THE REQUEST: Look through the records that follow. Copy every line containing the word "color".

ENTRIES:
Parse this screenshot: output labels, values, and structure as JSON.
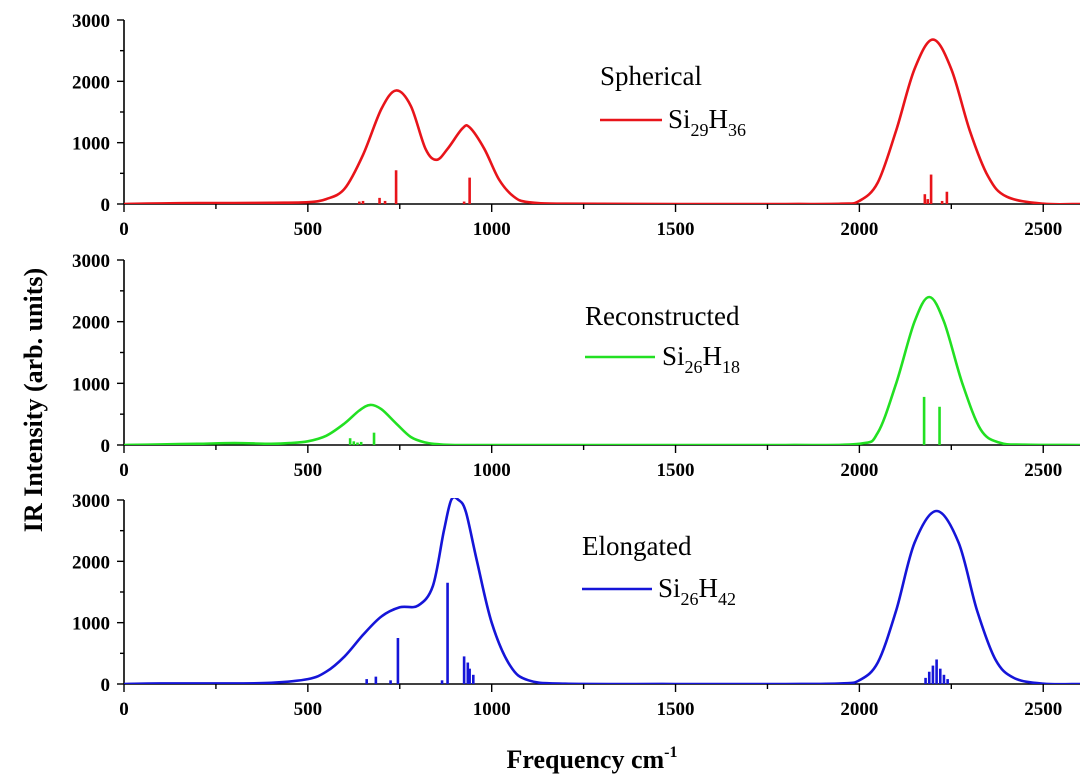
{
  "chart_data": {
    "type": "line",
    "xlabel": "Frequency cm",
    "xlabel_sup": "-1",
    "ylabel": "IR Intensity (arb. units)",
    "xlim": [
      0,
      2600
    ],
    "xticks": [
      0,
      500,
      1000,
      1500,
      2000,
      2500
    ],
    "panels": [
      {
        "name": "spherical",
        "label": "Spherical",
        "color": "#e8141a",
        "ylim": [
          0,
          3000
        ],
        "yticks": [
          0,
          1000,
          2000,
          3000
        ],
        "legend": {
          "main": "Si",
          "sub1": "29",
          "mid": "H",
          "sub2": "36"
        },
        "curve": {
          "x": [
            0,
            100,
            200,
            300,
            400,
            500,
            550,
            600,
            650,
            700,
            740,
            780,
            820,
            850,
            880,
            920,
            940,
            980,
            1020,
            1060,
            1100,
            1200,
            1500,
            1800,
            1950,
            2000,
            2050,
            2100,
            2150,
            2200,
            2250,
            2300,
            2350,
            2400,
            2500,
            2600
          ],
          "y": [
            0,
            10,
            15,
            15,
            20,
            30,
            80,
            250,
            800,
            1550,
            1850,
            1600,
            900,
            720,
            900,
            1230,
            1250,
            900,
            400,
            120,
            30,
            5,
            0,
            0,
            5,
            50,
            350,
            1200,
            2200,
            2680,
            2200,
            1200,
            450,
            120,
            5,
            0
          ]
        },
        "sticks": {
          "x": [
            640,
            650,
            695,
            710,
            740,
            925,
            940,
            2178,
            2186,
            2195,
            2225,
            2238
          ],
          "y": [
            40,
            50,
            100,
            50,
            550,
            40,
            430,
            160,
            80,
            480,
            50,
            200
          ]
        }
      },
      {
        "name": "reconstructed",
        "label": "Reconstructed",
        "color": "#22e022",
        "ylim": [
          0,
          3000
        ],
        "yticks": [
          0,
          1000,
          2000,
          3000
        ],
        "legend": {
          "main": "Si",
          "sub1": "26",
          "mid": "H",
          "sub2": "18"
        },
        "curve": {
          "x": [
            0,
            100,
            200,
            300,
            400,
            450,
            500,
            550,
            600,
            640,
            670,
            700,
            740,
            780,
            820,
            860,
            900,
            1000,
            1500,
            1800,
            2000,
            2050,
            2100,
            2150,
            2190,
            2230,
            2280,
            2330,
            2380,
            2450,
            2600
          ],
          "y": [
            0,
            10,
            20,
            30,
            20,
            30,
            60,
            150,
            350,
            560,
            650,
            580,
            350,
            130,
            40,
            10,
            0,
            0,
            0,
            0,
            20,
            200,
            1000,
            2000,
            2400,
            2000,
            1000,
            250,
            40,
            5,
            0
          ]
        },
        "sticks": {
          "x": [
            615,
            625,
            635,
            645,
            680,
            2176,
            2218
          ],
          "y": [
            110,
            60,
            40,
            50,
            200,
            780,
            620
          ]
        }
      },
      {
        "name": "elongated",
        "label": "Elongated",
        "color": "#1515d8",
        "ylim": [
          0,
          3000
        ],
        "yticks": [
          0,
          1000,
          2000,
          3000
        ],
        "legend": {
          "main": "Si",
          "sub1": "26",
          "mid": "H",
          "sub2": "42"
        },
        "curve": {
          "x": [
            0,
            100,
            200,
            300,
            400,
            500,
            550,
            600,
            650,
            700,
            750,
            800,
            840,
            870,
            890,
            910,
            930,
            960,
            1000,
            1050,
            1100,
            1200,
            1500,
            1800,
            1950,
            2000,
            2050,
            2100,
            2150,
            2210,
            2270,
            2320,
            2370,
            2420,
            2500,
            2600
          ],
          "y": [
            0,
            10,
            10,
            10,
            20,
            80,
            200,
            450,
            800,
            1100,
            1250,
            1280,
            1600,
            2500,
            3000,
            3000,
            2800,
            2000,
            1000,
            300,
            60,
            5,
            0,
            0,
            10,
            60,
            350,
            1200,
            2300,
            2820,
            2300,
            1200,
            400,
            100,
            5,
            0
          ]
        },
        "sticks": {
          "x": [
            660,
            685,
            725,
            745,
            865,
            880,
            925,
            935,
            940,
            950,
            2180,
            2190,
            2200,
            2210,
            2220,
            2230,
            2240
          ],
          "y": [
            80,
            120,
            60,
            750,
            60,
            1650,
            450,
            350,
            250,
            150,
            100,
            200,
            300,
            400,
            250,
            150,
            80
          ]
        }
      }
    ]
  }
}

FINISHED TASK:
        "color": "#e8141a",
        "color": "#22e022",
        "color": "#1515d8",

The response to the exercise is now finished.